The good news is the unfolding story that is contained in the pages of
Mark’s Gospel. But it is not a static
story.
It becomes alive only when it intersects with our very lives—only when
it changes us. That is the good
news.
It is good news only when we refuse to be lulled by the soothing sounds
of the world as we have it. Everything
is not all right.
The good news happens when we side with the dispossessed, the outcast
and tell the powers that be that this is not God’s way. That is the good news.
The good news happens when we say to the powerful, the dominant ones, and
even ourselves the time is fulfilled, the reign of God is at hand, repent and
believe in the good news.
We know all about how Jesus called the disciples and said “follow
me.” And they left their nets and
followed him. Mark makes it that simple,
but I don’t think it was. I think there
was a whole lot more persuading going on.
I think there is a whole lot more that was in the lives of Simon and
Andrew and James and John which made them be willing to give up their former
way and encounter a new way. And that is
what Mark’s gospel is all about. When
you become a Christian, when you truly follow Jesus, you leave your nets. You leave all that ensnared you. You leave behind that way that leads to
dissatisfaction and disappointment and disillusion. And you grab onto a way of life which will
change your world. You embrace a new
day.
When we do that, we will no longer simply be accumulating fish in our
nets—no longer simply making a day’s wage, but we will be casting our nets into
new waters and our catch will be people in need, maybe even people in positions
of domination, maybe even our cynical selves.
☆ ☆ ☆ ☆
Please print the part of the sermon on Mark's Gospel from "The good news happens when we say" to "persuading going on.", word for word. You can ignore the rows that come after the sermon on Mark's Gospel.
☆ ☆ ☆ ☆
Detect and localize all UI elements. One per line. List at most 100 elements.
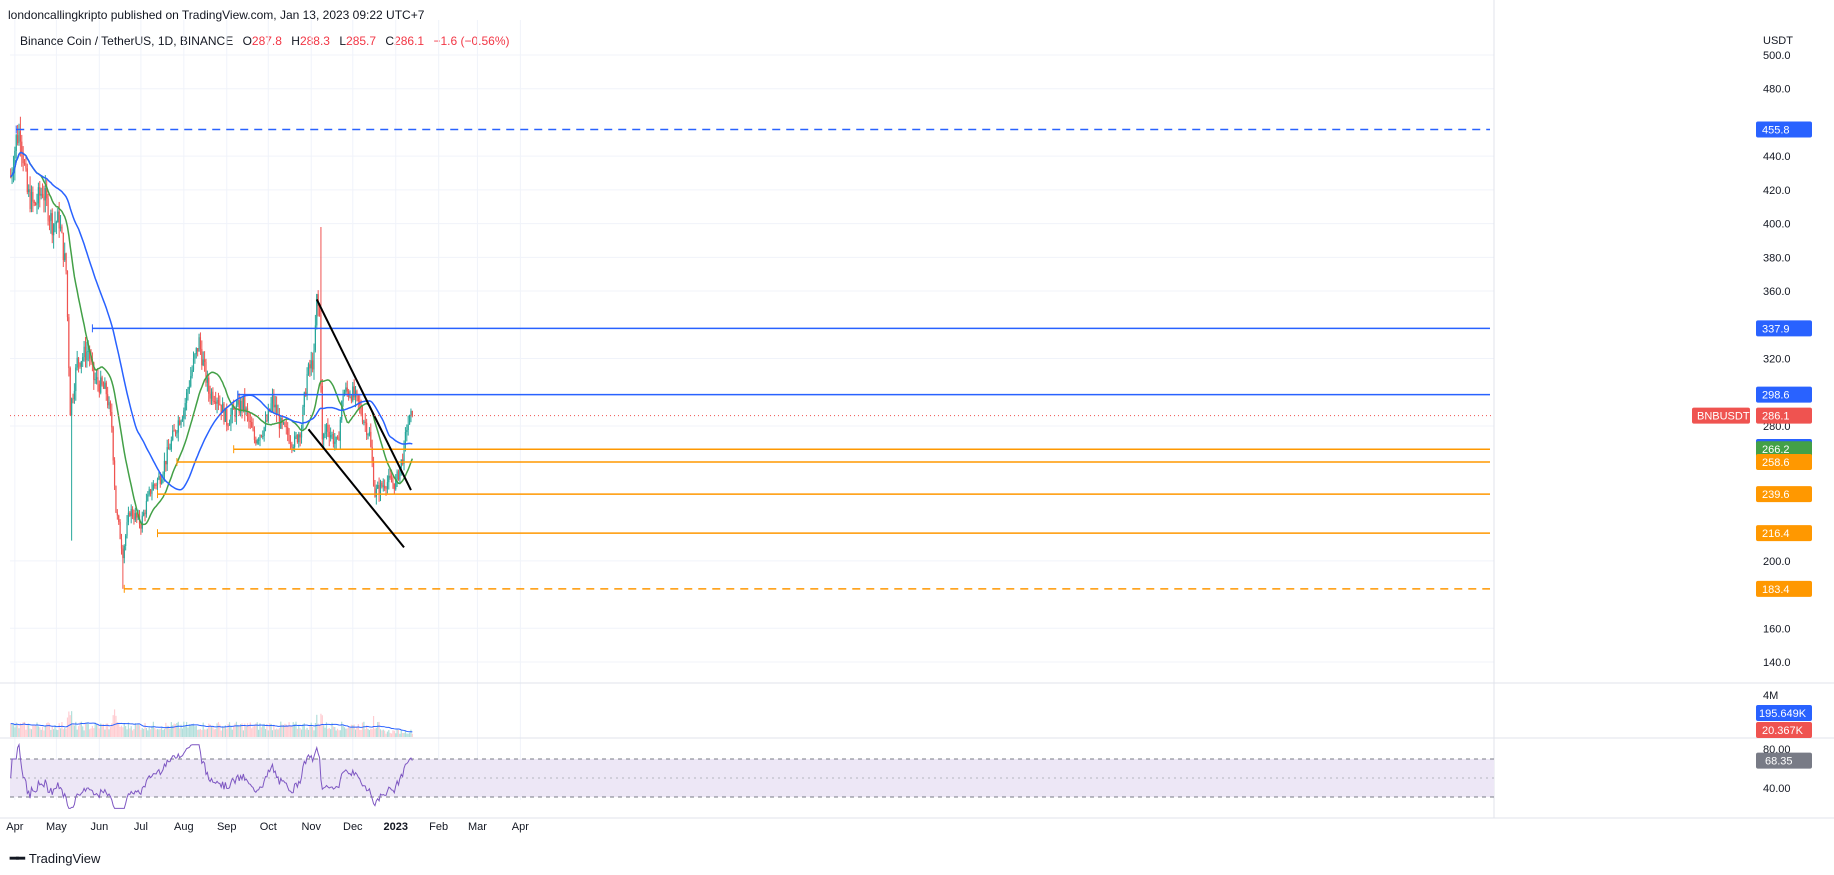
- volume-bar: [15, 722, 17, 737]
- candle-up: [395, 474, 397, 491]
- candle-up: [151, 482, 153, 501]
- candle-body: [154, 484, 156, 486]
- volume-bar: [244, 723, 246, 737]
- candle-down: [113, 457, 116, 491]
- volume-bar: [65, 728, 67, 737]
- candle-body: [396, 471, 398, 480]
- candle-body: [66, 270, 69, 318]
- candle-body: [95, 377, 98, 380]
- candle-down: [48, 215, 51, 231]
- candle-body: [370, 431, 372, 447]
- candle-up: [125, 533, 127, 551]
- candle-body: [270, 403, 272, 412]
- candle-down: [336, 435, 339, 440]
- volume-bar: [202, 722, 204, 737]
- volume-bar: [73, 725, 76, 737]
- candle-body: [345, 387, 347, 393]
- candle-body: [144, 512, 146, 515]
- candle-up: [86, 341, 88, 368]
- candle-body: [156, 479, 159, 486]
- candle-body: [120, 539, 123, 549]
- volume-last-badge-label: 20.367K: [1762, 725, 1804, 737]
- volume-bar: [288, 722, 290, 737]
- candle-up: [166, 439, 168, 471]
- price-tick-label: 320.0: [1763, 354, 1791, 366]
- candle-body: [86, 351, 88, 361]
- candle-up: [206, 370, 208, 392]
- candle-down: [276, 396, 278, 423]
- candle-body: [93, 362, 95, 380]
- volume-bar: [120, 725, 123, 737]
- candle-body: [316, 294, 318, 326]
- volume-bar: [84, 722, 87, 737]
- price-badge: 455.8: [1756, 121, 1812, 138]
- candle-up: [59, 214, 62, 232]
- volume-bar: [260, 727, 262, 737]
- volume-bar: [122, 727, 124, 737]
- candle-body: [330, 435, 332, 438]
- volume-bar: [397, 729, 400, 737]
- candle-down: [26, 163, 28, 195]
- candle-body: [234, 409, 236, 418]
- volume-bar: [285, 724, 287, 737]
- candle-up: [64, 242, 66, 262]
- volume-bar: [382, 729, 384, 737]
- candle-body: [282, 422, 285, 424]
- candle-body: [367, 434, 369, 436]
- candle-body: [97, 377, 99, 385]
- volume-bar: [154, 727, 156, 737]
- candle-body: [263, 427, 265, 436]
- volume-bar: [280, 721, 282, 737]
- candle-up: [363, 419, 365, 426]
- candle-down: [371, 439, 373, 468]
- candle-body: [224, 408, 226, 422]
- volume-bar: [284, 723, 286, 737]
- candle-body: [28, 189, 30, 193]
- volume-bar: [133, 729, 135, 737]
- symbol-name[interactable]: Binance Coin / TetherUS, 1D, BINANCE: [20, 34, 234, 48]
- candle-body: [100, 377, 102, 393]
- candle-down: [327, 418, 329, 437]
- candle-up: [316, 293, 318, 330]
- time-tick-label: Apr: [6, 821, 23, 833]
- volume-bar: [151, 725, 153, 737]
- volume-bar: [176, 723, 178, 737]
- volume-bar: [79, 722, 81, 737]
- candle-up: [172, 425, 174, 442]
- volume-bar: [149, 729, 152, 737]
- volume-bar: [342, 725, 344, 737]
- candle-body: [220, 404, 222, 413]
- candle-up: [406, 424, 408, 442]
- volume-bar: [404, 730, 407, 737]
- candle-down: [155, 482, 157, 490]
- candle-body: [276, 404, 278, 416]
- candle-down: [61, 224, 63, 234]
- candle-up: [14, 146, 16, 181]
- candle-body: [68, 317, 70, 369]
- price-badge: 337.9: [1756, 320, 1812, 337]
- candle-down: [129, 511, 131, 517]
- symbol-legend[interactable]: Binance Coin / TetherUS, 1D, BINANCE O28…: [20, 34, 510, 48]
- volume-bar: [278, 728, 280, 737]
- volume-bar: [159, 728, 161, 737]
- candle-body: [94, 379, 96, 381]
- volume-bar: [46, 723, 48, 737]
- candle-up: [216, 397, 218, 414]
- candle-body: [131, 508, 134, 517]
- candle-up: [339, 416, 341, 450]
- tradingview-logo[interactable]: ━━ TradingView: [10, 850, 100, 867]
- volume-bar: [23, 721, 26, 737]
- volume-bar: [179, 728, 181, 737]
- candle-body: [194, 354, 196, 359]
- candle-body: [179, 420, 181, 425]
- volume-bar: [144, 722, 146, 737]
- volume-bar: [50, 729, 52, 737]
- candle-up: [170, 436, 172, 452]
- candle-up: [335, 436, 337, 450]
- volume-bar: [98, 728, 100, 737]
- volume-bar: [119, 726, 121, 737]
- candle-up: [256, 438, 258, 445]
- volume-bar: [101, 724, 103, 737]
- volume-bar: [242, 730, 244, 737]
☆ ☆ ☆ ☆
Output below:
The good news happens when we say to the powerful, the dominant ones, and
even ourselves the time is fulfilled, the reign of God is at hand, repent and
believe in the good news.
We know all about how Jesus called the disciples and said “follow
me.” And they left their nets and
followed him. Mark makes it that simple,
but I don’t think it was. I think there
was a whole lot more persuading going on.